## begin
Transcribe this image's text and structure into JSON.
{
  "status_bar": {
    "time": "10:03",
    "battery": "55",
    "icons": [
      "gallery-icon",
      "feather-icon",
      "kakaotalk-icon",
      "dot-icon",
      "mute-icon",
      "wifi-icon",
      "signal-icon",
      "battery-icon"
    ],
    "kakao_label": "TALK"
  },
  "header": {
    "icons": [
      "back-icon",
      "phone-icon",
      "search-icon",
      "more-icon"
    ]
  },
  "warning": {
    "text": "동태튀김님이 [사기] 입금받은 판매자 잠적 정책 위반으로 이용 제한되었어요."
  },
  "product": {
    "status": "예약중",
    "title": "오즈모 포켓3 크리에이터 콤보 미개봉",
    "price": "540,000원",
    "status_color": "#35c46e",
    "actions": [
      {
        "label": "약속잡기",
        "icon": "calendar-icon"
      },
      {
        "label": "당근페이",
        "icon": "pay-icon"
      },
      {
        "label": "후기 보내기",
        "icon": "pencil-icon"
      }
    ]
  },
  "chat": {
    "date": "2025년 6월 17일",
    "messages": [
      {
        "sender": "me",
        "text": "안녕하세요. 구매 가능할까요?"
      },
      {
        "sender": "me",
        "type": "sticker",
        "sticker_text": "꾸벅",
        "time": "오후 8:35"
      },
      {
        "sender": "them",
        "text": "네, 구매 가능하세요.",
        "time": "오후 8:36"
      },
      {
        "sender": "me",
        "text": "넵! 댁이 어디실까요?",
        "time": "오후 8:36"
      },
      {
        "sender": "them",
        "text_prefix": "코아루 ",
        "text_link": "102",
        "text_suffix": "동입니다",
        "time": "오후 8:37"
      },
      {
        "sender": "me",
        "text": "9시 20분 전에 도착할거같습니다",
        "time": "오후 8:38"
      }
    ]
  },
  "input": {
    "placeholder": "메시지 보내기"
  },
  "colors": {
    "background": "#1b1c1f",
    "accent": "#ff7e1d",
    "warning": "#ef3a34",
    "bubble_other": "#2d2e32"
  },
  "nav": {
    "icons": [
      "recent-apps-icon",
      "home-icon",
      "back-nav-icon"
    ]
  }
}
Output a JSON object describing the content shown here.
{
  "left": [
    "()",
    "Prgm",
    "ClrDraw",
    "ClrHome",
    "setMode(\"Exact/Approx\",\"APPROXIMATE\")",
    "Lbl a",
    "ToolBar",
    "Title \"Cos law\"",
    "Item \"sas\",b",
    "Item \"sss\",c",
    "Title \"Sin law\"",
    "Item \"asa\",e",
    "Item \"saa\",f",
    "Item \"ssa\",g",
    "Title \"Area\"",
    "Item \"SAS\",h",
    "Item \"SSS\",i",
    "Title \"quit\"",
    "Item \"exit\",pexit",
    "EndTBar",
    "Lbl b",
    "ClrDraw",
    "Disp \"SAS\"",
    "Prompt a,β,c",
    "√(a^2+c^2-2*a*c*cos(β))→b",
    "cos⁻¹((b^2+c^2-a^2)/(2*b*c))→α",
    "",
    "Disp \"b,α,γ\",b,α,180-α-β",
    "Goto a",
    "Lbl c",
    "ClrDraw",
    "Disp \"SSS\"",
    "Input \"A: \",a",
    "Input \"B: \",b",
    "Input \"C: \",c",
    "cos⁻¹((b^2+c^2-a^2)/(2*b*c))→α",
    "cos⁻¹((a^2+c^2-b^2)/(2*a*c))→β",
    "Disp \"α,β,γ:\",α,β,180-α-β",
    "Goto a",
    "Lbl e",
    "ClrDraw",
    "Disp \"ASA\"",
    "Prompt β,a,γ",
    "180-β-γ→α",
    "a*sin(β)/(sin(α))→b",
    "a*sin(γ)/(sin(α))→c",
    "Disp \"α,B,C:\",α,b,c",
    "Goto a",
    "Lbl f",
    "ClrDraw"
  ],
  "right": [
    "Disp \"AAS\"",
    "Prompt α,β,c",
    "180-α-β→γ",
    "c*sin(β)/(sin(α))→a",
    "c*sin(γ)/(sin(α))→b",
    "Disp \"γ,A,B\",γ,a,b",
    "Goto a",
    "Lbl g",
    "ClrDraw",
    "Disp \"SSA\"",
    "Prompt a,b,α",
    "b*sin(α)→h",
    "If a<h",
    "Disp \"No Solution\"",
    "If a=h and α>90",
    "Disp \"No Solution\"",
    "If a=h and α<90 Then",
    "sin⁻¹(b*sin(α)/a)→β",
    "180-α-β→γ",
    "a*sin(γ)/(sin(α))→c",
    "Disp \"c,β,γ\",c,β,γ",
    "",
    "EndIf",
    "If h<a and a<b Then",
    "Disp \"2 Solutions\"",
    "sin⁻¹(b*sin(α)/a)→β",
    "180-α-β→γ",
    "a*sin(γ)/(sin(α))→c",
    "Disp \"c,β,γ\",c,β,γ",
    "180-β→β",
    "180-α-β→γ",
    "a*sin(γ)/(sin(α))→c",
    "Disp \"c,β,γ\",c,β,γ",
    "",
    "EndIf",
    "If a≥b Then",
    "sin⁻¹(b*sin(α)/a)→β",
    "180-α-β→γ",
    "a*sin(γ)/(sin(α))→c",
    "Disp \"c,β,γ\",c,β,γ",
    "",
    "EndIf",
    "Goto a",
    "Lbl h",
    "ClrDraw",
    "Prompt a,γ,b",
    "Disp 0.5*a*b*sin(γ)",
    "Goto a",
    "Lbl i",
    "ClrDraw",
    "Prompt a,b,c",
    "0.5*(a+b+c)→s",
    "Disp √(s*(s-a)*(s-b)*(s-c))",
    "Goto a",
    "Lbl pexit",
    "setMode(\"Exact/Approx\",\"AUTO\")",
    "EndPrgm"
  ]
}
## end
The records above are to be repeated exactly, in their entirety.

Transcribe this image's text and structure into JSON.
{
  "status_bar": {
    "time": "10:03",
    "battery": "55",
    "icons": [
      "gallery-icon",
      "feather-icon",
      "kakaotalk-icon",
      "dot-icon",
      "mute-icon",
      "wifi-icon",
      "signal-icon",
      "battery-icon"
    ],
    "kakao_label": "TALK"
  },
  "header": {
    "icons": [
      "back-icon",
      "phone-icon",
      "search-icon",
      "more-icon"
    ]
  },
  "warning": {
    "text": "동태튀김님이 [사기] 입금받은 판매자 잠적 정책 위반으로 이용 제한되었어요."
  },
  "product": {
    "status": "예약중",
    "title": "오즈모 포켓3 크리에이터 콤보 미개봉",
    "price": "540,000원",
    "status_color": "#35c46e",
    "actions": [
      {
        "label": "약속잡기",
        "icon": "calendar-icon"
      },
      {
        "label": "당근페이",
        "icon": "pay-icon"
      },
      {
        "label": "후기 보내기",
        "icon": "pencil-icon"
      }
    ]
  },
  "chat": {
    "date": "2025년 6월 17일",
    "messages": [
      {
        "sender": "me",
        "text": "안녕하세요. 구매 가능할까요?"
      },
      {
        "sender": "me",
        "type": "sticker",
        "sticker_text": "꾸벅",
        "time": "오후 8:35"
      },
      {
        "sender": "them",
        "text": "네, 구매 가능하세요.",
        "time": "오후 8:36"
      },
      {
        "sender": "me",
        "text": "넵! 댁이 어디실까요?",
        "time": "오후 8:36"
      },
      {
        "sender": "them",
        "text_prefix": "코아루 ",
        "text_link": "102",
        "text_suffix": "동입니다",
        "time": "오후 8:37"
      },
      {
        "sender": "me",
        "text": "9시 20분 전에 도착할거같습니다",
        "time": "오후 8:38"
      }
    ]
  },
  "input": {
    "placeholder": "메시지 보내기"
  },
  "colors": {
    "background": "#1b1c1f",
    "accent": "#ff7e1d",
    "warning": "#ef3a34",
    "bubble_other": "#2d2e32"
  },
  "nav": {
    "icons": [
      "recent-apps-icon",
      "home-icon",
      "back-nav-icon"
    ]
  }
}
Output a JSON object describing the content shown here.
{
  "left": [
    "()",
    "Prgm",
    "ClrDraw",
    "ClrHome",
    "setMode(\"Exact/Approx\",\"APPROXIMATE\")",
    "Lbl a",
    "ToolBar",
    "Title \"Cos law\"",
    "Item \"sas\",b",
    "Item \"sss\",c",
    "Title \"Sin law\"",
    "Item \"asa\",e",
    "Item \"saa\",f",
    "Item \"ssa\",g",
    "Title \"Area\"",
    "Item \"SAS\",h",
    "Item \"SSS\",i",
    "Title \"quit\"",
    "Item \"exit\",pexit",
    "EndTBar",
    "Lbl b",
    "ClrDraw",
    "Disp \"SAS\"",
    "Prompt a,β,c",
    "√(a^2+c^2-2*a*c*cos(β))→b",
    "cos⁻¹((b^2+c^2-a^2)/(2*b*c))→α",
    "",
    "Disp \"b,α,γ\",b,α,180-α-β",
    "Goto a",
    "Lbl c",
    "ClrDraw",
    "Disp \"SSS\"",
    "Input \"A: \",a",
    "Input \"B: \",b",
    "Input \"C: \",c",
    "cos⁻¹((b^2+c^2-a^2)/(2*b*c))→α",
    "cos⁻¹((a^2+c^2-b^2)/(2*a*c))→β",
    "Disp \"α,β,γ:\",α,β,180-α-β",
    "Goto a",
    "Lbl e",
    "ClrDraw",
    "Disp \"ASA\"",
    "Prompt β,a,γ",
    "180-β-γ→α",
    "a*sin(β)/(sin(α))→b",
    "a*sin(γ)/(sin(α))→c",
    "Disp \"α,B,C:\",α,b,c",
    "Goto a",
    "Lbl f",
    "ClrDraw"
  ],
  "right": [
    "Disp \"AAS\"",
    "Prompt α,β,c",
    "180-α-β→γ",
    "c*sin(β)/(sin(α))→a",
    "c*sin(γ)/(sin(α))→b",
    "Disp \"γ,A,B\",γ,a,b",
    "Goto a",
    "Lbl g",
    "ClrDraw",
    "Disp \"SSA\"",
    "Prompt a,b,α",
    "b*sin(α)→h",
    "If a<h",
    "Disp \"No Solution\"",
    "If a=h and α>90",
    "Disp \"No Solution\"",
    "If a=h and α<90 Then",
    "sin⁻¹(b*sin(α)/a)→β",
    "180-α-β→γ",
    "a*sin(γ)/(sin(α))→c",
    "Disp \"c,β,γ\",c,β,γ",
    "",
    "EndIf",
    "If h<a and a<b Then",
    "Disp \"2 Solutions\"",
    "sin⁻¹(b*sin(α)/a)→β",
    "180-α-β→γ",
    "a*sin(γ)/(sin(α))→c",
    "Disp \"c,β,γ\",c,β,γ",
    "180-β→β",
    "180-α-β→γ",
    "a*sin(γ)/(sin(α))→c",
    "Disp \"c,β,γ\",c,β,γ",
    "",
    "EndIf",
    "If a≥b Then",
    "sin⁻¹(b*sin(α)/a)→β",
    "180-α-β→γ",
    "a*sin(γ)/(sin(α))→c",
    "Disp \"c,β,γ\",c,β,γ",
    "",
    "EndIf",
    "Goto a",
    "Lbl h",
    "ClrDraw",
    "Prompt a,γ,b",
    "Disp 0.5*a*b*sin(γ)",
    "Goto a",
    "Lbl i",
    "ClrDraw",
    "Prompt a,b,c",
    "0.5*(a+b+c)→s",
    "Disp √(s*(s-a)*(s-b)*(s-c))",
    "Goto a",
    "Lbl pexit",
    "setMode(\"Exact/Approx\",\"AUTO\")",
    "EndPrgm"
  ]
}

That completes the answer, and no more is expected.